The request:
Wherever the word "herein" turns up in a line of the entries, copy that line.

Stored dataset items
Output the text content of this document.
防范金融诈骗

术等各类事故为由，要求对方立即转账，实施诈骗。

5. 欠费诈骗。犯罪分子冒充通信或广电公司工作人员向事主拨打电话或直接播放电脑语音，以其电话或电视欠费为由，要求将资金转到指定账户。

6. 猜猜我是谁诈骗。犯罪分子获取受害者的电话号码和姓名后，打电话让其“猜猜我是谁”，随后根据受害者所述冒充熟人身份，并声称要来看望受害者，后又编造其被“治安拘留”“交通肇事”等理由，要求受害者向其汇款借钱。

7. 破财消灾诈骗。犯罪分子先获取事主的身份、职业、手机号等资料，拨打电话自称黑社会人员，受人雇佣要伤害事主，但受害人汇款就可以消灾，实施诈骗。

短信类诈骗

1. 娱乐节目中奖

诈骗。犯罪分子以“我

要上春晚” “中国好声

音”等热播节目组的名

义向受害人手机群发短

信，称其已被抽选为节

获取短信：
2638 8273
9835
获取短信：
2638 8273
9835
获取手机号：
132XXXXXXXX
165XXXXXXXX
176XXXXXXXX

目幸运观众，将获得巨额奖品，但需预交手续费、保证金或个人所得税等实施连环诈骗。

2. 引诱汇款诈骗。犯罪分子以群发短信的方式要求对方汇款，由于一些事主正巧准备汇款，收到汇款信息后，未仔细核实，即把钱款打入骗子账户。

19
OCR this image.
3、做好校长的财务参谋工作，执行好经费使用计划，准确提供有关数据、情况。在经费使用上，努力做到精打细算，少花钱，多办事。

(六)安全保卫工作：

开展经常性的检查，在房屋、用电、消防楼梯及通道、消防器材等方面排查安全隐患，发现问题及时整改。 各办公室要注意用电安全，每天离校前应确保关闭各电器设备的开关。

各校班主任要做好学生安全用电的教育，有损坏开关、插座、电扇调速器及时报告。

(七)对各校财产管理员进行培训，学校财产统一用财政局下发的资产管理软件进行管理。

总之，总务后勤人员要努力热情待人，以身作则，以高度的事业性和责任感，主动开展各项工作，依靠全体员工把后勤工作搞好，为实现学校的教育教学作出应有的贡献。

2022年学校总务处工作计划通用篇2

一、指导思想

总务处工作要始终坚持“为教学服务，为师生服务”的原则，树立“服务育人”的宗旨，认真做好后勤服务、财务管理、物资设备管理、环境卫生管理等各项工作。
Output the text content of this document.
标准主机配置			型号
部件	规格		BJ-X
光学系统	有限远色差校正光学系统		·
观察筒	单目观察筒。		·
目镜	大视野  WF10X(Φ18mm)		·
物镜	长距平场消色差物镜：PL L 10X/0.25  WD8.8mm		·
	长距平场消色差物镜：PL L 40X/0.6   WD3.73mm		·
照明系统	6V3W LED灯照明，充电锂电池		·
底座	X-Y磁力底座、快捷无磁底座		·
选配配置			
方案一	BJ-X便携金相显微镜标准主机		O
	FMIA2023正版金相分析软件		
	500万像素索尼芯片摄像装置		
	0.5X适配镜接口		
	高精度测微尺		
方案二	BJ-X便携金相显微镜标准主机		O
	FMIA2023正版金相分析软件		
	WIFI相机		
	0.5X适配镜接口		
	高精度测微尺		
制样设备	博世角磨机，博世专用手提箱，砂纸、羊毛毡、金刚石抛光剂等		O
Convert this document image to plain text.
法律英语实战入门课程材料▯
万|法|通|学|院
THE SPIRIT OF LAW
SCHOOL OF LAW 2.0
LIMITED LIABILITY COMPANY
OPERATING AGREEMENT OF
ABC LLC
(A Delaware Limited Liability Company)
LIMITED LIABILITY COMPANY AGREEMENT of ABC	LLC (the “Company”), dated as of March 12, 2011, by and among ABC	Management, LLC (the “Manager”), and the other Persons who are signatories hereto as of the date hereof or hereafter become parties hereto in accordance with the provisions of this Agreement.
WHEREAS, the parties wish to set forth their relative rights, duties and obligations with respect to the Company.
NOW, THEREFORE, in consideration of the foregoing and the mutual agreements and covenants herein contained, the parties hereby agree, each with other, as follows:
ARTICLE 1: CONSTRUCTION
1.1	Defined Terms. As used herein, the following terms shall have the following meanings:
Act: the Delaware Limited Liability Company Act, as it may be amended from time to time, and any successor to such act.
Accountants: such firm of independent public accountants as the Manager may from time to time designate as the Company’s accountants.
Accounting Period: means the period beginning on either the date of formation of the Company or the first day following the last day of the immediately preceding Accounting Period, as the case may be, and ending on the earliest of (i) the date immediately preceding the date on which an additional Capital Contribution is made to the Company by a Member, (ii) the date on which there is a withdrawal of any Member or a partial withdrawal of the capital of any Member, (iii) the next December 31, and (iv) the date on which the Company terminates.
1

Answer in full:
NOW, THEREFORE, in consideration of the foregoing and the mutual agreements and covenants herein contained, the parties hereby agree, each with other, as follows:
1.1	Defined Terms. As used herein, the following terms shall have the following meanings:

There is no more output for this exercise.